Task description:
Gather all lines from the material that contain "μήτε".

Exercise inputs:
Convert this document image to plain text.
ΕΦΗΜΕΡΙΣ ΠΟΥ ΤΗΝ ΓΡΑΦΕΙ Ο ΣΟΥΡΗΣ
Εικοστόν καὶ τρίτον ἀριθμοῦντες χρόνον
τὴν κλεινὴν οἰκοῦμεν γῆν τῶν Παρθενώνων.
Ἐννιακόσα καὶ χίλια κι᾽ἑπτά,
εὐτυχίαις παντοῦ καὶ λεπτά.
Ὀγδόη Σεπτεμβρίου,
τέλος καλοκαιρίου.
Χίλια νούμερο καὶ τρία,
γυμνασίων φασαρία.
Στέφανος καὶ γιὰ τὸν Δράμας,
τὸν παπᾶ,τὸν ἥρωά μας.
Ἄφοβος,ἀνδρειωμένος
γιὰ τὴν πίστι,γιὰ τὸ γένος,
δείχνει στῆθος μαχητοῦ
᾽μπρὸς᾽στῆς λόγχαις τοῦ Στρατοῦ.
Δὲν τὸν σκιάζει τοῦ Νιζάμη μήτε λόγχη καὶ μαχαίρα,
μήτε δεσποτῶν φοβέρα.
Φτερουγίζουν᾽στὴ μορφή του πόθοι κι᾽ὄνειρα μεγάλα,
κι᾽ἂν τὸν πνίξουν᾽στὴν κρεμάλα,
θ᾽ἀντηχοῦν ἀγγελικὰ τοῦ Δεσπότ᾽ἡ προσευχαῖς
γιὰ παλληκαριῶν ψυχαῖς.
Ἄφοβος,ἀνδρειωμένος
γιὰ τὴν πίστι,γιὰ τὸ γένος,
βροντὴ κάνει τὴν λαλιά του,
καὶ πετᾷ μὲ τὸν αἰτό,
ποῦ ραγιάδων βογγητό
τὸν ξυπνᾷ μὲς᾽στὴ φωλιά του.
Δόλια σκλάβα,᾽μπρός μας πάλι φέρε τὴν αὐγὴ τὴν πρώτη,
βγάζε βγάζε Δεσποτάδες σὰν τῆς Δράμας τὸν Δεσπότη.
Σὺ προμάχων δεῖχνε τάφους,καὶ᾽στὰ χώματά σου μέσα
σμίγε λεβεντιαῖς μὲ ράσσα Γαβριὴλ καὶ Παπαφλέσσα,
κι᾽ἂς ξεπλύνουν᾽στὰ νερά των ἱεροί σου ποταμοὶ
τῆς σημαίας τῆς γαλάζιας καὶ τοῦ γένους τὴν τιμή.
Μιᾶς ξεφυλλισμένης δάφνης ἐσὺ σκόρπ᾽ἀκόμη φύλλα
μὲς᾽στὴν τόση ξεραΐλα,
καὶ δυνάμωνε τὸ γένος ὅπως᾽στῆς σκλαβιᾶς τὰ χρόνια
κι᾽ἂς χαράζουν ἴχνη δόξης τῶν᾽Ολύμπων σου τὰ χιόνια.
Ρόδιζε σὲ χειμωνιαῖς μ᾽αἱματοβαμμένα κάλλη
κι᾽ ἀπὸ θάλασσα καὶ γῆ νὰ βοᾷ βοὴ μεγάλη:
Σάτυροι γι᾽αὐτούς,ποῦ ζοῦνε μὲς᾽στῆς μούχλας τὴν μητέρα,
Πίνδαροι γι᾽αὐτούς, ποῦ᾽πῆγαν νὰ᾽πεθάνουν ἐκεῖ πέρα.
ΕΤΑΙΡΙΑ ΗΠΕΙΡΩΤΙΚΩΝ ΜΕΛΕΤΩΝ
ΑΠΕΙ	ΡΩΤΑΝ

Solution for this exercise:
Δὲν τὸν σκιάζει τοῦ Νιζάμη μήτε λόγχη καὶ μαχαίρα,
μήτε δεσποτῶν φοβέρα.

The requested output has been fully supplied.